-- What is expected --
Can you give the part of the entries that opens with the line containing "Patent image size: (1020, 809)." and closes with the line containing "The delivery area 108 is at (780, 308)." as a JSON list of strings, one string per line, with blank lines left out and both end lines included?
:: Items
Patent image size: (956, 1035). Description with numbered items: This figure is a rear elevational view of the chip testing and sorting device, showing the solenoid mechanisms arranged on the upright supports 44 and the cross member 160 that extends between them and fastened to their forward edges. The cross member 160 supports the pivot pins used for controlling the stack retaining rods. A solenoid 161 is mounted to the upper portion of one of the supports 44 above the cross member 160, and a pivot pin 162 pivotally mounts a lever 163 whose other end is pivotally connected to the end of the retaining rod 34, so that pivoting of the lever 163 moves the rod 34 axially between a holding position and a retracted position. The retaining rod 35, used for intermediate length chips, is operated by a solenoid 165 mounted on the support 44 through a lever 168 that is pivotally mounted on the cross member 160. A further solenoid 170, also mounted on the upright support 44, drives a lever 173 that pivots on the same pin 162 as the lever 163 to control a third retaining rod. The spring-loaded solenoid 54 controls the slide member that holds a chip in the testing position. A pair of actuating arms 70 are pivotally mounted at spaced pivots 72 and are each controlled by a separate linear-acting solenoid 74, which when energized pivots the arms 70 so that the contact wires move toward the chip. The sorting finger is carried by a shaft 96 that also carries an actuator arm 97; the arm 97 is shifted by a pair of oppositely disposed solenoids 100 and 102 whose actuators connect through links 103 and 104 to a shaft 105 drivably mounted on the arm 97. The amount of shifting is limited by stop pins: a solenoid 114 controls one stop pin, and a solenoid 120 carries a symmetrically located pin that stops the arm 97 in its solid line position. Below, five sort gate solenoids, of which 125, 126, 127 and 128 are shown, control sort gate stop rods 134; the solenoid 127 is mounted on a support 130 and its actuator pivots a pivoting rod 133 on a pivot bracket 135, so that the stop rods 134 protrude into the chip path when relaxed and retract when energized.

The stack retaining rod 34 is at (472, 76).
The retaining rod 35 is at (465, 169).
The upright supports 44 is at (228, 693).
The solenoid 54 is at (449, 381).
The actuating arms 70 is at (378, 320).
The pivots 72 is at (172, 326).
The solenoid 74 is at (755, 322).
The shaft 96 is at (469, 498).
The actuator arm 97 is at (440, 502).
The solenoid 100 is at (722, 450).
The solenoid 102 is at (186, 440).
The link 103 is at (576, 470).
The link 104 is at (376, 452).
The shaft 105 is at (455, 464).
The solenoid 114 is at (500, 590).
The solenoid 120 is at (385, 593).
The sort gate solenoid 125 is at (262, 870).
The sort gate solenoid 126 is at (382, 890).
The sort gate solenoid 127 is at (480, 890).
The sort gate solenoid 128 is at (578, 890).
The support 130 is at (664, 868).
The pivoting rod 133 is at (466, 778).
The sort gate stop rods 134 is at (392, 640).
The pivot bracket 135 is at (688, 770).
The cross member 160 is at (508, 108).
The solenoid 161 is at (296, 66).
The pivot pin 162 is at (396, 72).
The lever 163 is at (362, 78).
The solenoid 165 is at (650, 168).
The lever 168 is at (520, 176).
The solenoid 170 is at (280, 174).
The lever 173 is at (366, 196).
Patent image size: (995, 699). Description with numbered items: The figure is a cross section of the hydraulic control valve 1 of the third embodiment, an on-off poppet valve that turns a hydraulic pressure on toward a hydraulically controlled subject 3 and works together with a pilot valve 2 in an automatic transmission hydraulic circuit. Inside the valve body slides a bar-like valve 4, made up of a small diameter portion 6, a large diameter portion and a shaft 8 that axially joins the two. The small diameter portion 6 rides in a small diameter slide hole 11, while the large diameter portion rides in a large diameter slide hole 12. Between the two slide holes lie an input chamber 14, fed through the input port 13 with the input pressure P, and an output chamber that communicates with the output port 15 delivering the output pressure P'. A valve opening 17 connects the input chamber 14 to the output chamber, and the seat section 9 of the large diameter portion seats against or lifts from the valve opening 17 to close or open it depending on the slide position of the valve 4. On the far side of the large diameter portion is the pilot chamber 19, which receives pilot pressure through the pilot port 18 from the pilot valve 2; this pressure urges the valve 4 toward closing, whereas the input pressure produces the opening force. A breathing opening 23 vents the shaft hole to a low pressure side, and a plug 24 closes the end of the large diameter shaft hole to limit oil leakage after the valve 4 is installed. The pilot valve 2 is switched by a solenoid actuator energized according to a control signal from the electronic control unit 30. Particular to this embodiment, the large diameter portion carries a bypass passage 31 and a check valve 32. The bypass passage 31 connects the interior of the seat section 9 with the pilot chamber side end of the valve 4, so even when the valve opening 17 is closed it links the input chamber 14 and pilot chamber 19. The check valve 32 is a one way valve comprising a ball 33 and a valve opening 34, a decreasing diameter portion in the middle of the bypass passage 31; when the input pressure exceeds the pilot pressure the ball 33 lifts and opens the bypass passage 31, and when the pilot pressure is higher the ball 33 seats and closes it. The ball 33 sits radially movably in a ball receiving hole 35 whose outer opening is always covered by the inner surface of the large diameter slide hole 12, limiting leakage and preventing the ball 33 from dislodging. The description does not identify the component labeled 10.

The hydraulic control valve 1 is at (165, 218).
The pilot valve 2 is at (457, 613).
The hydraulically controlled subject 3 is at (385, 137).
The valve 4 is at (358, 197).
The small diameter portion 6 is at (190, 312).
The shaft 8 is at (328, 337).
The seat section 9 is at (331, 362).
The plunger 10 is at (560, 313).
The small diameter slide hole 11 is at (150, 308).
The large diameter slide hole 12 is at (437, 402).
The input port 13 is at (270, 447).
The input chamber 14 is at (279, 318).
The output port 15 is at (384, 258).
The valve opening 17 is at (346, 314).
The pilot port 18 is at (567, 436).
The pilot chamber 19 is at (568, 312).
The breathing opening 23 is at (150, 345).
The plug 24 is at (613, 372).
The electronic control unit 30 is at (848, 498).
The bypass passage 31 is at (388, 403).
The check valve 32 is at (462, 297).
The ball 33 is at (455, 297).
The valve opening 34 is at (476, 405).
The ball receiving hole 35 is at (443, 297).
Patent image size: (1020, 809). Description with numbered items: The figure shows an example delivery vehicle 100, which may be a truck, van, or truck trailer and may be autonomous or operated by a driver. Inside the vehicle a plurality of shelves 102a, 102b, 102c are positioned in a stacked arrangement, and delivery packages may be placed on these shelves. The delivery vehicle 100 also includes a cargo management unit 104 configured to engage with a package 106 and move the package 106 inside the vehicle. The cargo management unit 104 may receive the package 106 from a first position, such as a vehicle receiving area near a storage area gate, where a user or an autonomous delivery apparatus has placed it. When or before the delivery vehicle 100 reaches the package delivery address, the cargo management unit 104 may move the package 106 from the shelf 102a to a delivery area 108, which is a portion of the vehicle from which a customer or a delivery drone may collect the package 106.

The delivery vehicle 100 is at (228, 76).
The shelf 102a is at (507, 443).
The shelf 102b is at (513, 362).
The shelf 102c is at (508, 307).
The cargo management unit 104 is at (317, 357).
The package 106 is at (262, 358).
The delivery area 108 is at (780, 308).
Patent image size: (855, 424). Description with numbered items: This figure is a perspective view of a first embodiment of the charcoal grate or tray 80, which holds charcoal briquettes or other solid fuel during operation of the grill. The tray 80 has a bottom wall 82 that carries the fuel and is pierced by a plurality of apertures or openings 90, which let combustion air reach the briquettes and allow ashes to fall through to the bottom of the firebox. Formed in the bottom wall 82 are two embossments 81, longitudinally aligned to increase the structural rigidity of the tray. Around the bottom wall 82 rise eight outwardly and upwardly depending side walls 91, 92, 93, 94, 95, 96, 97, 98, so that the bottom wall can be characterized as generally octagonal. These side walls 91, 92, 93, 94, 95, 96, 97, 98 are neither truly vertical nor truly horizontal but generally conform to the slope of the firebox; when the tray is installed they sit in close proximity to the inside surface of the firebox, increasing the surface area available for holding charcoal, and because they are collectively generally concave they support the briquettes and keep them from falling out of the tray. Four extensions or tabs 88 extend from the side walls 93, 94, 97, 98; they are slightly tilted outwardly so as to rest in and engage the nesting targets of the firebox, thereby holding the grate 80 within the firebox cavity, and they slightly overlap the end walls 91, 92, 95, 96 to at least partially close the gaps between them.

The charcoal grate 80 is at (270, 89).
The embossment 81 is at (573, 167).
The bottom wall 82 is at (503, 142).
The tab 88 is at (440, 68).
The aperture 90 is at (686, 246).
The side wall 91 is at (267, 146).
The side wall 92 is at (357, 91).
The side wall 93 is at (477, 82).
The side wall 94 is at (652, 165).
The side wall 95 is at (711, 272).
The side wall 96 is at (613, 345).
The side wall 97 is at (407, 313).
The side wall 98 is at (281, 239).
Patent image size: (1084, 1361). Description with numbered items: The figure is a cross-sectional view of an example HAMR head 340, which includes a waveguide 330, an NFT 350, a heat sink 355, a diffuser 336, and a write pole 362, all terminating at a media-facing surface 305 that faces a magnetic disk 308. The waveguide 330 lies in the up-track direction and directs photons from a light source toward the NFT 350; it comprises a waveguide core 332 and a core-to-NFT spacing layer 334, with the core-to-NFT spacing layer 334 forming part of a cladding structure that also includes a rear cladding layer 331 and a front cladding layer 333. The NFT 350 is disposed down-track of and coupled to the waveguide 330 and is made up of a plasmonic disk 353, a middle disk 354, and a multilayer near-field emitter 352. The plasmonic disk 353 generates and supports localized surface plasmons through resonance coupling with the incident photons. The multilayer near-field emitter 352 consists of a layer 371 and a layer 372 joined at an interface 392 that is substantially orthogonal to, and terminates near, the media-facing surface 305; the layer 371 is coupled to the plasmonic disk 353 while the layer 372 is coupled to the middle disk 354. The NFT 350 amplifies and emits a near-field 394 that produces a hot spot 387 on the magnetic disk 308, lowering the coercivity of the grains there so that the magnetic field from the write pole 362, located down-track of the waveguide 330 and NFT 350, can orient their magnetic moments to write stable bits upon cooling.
::::
-- Result --
[
  "Patent image size: (1020, 809). Description with numbered items: The figure shows an example delivery vehicle 100, which may be a truck, van, or truck trailer and may be autonomous or operated by a driver. Inside the vehicle a plurality of shelves 102a, 102b, 102c are positioned in a stacked arrangement, and delivery packages may be placed on these shelves. The delivery vehicle 100 also includes a cargo management unit 104 configured to engage with a package 106 and move the package 106 inside the vehicle. The cargo management unit 104 may receive the package 106 from a first position, such as a vehicle receiving area near a storage area gate, where a user or an autonomous delivery apparatus has placed it. When or before the delivery vehicle 100 reaches the package delivery address, the cargo management unit 104 may move the package 106 from the shelf 102a to a delivery area 108, which is a portion of the vehicle from which a customer or a delivery drone may collect the package 106.",
  "The delivery vehicle 100 is at (228, 76).",
  "The shelf 102a is at (507, 443).",
  "The shelf 102b is at (513, 362).",
  "The shelf 102c is at (508, 307).",
  "The cargo management unit 104 is at (317, 357).",
  "The package 106 is at (262, 358).",
  "The delivery area 108 is at (780, 308)."
]